[Exercise] Lay out every line of the listing below as a JSON list of strings, one string per line, with blank lines skipped.

[Stored items from a collection]
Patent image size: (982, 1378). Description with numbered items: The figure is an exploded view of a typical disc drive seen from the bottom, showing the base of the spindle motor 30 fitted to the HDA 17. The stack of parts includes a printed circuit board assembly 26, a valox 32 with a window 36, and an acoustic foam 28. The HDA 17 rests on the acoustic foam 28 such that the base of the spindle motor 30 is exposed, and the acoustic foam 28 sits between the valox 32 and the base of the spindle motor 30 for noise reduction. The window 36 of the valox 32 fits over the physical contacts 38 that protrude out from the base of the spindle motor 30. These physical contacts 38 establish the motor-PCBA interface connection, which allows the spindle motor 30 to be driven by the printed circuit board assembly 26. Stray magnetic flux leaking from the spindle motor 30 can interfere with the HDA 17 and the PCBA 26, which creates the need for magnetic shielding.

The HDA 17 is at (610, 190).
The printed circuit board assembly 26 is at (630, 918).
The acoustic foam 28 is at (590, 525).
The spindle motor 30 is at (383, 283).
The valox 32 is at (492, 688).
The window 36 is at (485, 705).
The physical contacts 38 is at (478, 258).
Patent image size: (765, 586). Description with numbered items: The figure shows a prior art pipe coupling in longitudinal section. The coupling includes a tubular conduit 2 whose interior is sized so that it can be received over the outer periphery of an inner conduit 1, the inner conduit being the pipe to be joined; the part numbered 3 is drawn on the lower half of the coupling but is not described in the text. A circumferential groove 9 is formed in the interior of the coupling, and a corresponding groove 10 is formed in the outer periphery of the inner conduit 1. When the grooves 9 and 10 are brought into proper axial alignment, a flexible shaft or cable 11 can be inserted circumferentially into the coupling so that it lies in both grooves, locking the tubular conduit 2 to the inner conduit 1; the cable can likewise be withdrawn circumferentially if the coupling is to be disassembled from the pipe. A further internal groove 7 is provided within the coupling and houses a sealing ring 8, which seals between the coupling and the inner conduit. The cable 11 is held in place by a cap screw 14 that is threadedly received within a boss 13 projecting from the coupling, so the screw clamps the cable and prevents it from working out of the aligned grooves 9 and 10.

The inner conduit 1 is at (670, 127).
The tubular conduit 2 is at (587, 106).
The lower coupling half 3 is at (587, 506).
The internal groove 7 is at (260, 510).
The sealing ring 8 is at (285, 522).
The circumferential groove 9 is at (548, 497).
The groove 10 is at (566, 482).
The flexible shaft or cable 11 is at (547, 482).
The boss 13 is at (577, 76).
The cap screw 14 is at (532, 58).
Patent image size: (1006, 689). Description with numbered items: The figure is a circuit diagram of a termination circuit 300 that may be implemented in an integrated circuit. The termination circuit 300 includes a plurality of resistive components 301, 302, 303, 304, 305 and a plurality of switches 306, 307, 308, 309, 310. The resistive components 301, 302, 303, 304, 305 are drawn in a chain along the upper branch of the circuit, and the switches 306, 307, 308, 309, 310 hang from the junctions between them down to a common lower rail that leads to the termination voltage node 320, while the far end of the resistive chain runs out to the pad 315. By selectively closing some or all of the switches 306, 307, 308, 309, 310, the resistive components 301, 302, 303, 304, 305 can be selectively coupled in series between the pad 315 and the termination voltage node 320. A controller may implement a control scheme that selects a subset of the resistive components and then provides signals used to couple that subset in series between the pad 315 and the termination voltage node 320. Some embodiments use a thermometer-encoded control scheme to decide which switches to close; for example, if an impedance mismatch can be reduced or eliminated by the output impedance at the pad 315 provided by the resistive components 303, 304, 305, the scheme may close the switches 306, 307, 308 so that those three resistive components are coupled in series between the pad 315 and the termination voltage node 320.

[Result of this exercise]
[
  "Patent image size: (982, 1378). Description with numbered items: The figure is an exploded view of a typical disc drive seen from the bottom, showing the base of the spindle motor 30 fitted to the HDA 17. The stack of parts includes a printed circuit board assembly 26, a valox 32 with a window 36, and an acoustic foam 28. The HDA 17 rests on the acoustic foam 28 such that the base of the spindle motor 30 is exposed, and the acoustic foam 28 sits between the valox 32 and the base of the spindle motor 30 for noise reduction. The window 36 of the valox 32 fits over the physical contacts 38 that protrude out from the base of the spindle motor 30. These physical contacts 38 establish the motor-PCBA interface connection, which allows the spindle motor 30 to be driven by the printed circuit board assembly 26. Stray magnetic flux leaking from the spindle motor 30 can interfere with the HDA 17 and the PCBA 26, which creates the need for magnetic shielding.",
  "The HDA 17 is at (610, 190).",
  "The printed circuit board assembly 26 is at (630, 918).",
  "The acoustic foam 28 is at (590, 525).",
  "The spindle motor 30 is at (383, 283).",
  "The valox 32 is at (492, 688).",
  "The window 36 is at (485, 705).",
  "The physical contacts 38 is at (478, 258).",
  "Patent image size: (765, 586). Description with numbered items: The figure shows a prior art pipe coupling in longitudinal section. The coupling includes a tubular conduit 2 whose interior is sized so that it can be received over the outer periphery of an inner conduit 1, the inner conduit being the pipe to be joined; the part numbered 3 is drawn on the lower half of the coupling but is not described in the text. A circumferential groove 9 is formed in the interior of the coupling, and a corresponding groove 10 is formed in the outer periphery of the inner conduit 1. When the grooves 9 and 10 are brought into proper axial alignment, a flexible shaft or cable 11 can be inserted circumferentially into the coupling so that it lies in both grooves, locking the tubular conduit 2 to the inner conduit 1; the cable can likewise be withdrawn circumferentially if the coupling is to be disassembled from the pipe. A further internal groove 7 is provided within the coupling and houses a sealing ring 8, which seals between the coupling and the inner conduit. The cable 11 is held in place by a cap screw 14 that is threadedly received within a boss 13 projecting from the coupling, so the screw clamps the cable and prevents it from working out of the aligned grooves 9 and 10.",
  "The inner conduit 1 is at (670, 127).",
  "The tubular conduit 2 is at (587, 106).",
  "The lower coupling half 3 is at (587, 506).",
  "The internal groove 7 is at (260, 510).",
  "The sealing ring 8 is at (285, 522).",
  "The circumferential groove 9 is at (548, 497).",
  "The groove 10 is at (566, 482).",
  "The flexible shaft or cable 11 is at (547, 482).",
  "The boss 13 is at (577, 76).",
  "The cap screw 14 is at (532, 58).",
  "Patent image size: (1006, 689). Description with numbered items: The figure is a circuit diagram of a termination circuit 300 that may be implemented in an integrated circuit. The termination circuit 300 includes a plurality of resistive components 301, 302, 303, 304, 305 and a plurality of switches 306, 307, 308, 309, 310. The resistive components 301, 302, 303, 304, 305 are drawn in a chain along the upper branch of the circuit, and the switches 306, 307, 308, 309, 310 hang from the junctions between them down to a common lower rail that leads to the termination voltage node 320, while the far end of the resistive chain runs out to the pad 315. By selectively closing some or all of the switches 306, 307, 308, 309, 310, the resistive components 301, 302, 303, 304, 305 can be selectively coupled in series between the pad 315 and the termination voltage node 320. A controller may implement a control scheme that selects a subset of the resistive components and then provides signals used to couple that subset in series between the pad 315 and the termination voltage node 320. Some embodiments use a thermometer-encoded control scheme to decide which switches to close; for example, if an impedance mismatch can be reduced or eliminated by the output impedance at the pad 315 provided by the resistive components 303, 304, 305, the scheme may close the switches 306, 307, 308 so that those three resistive components are coupled in series between the pad 315 and the termination voltage node 320."
]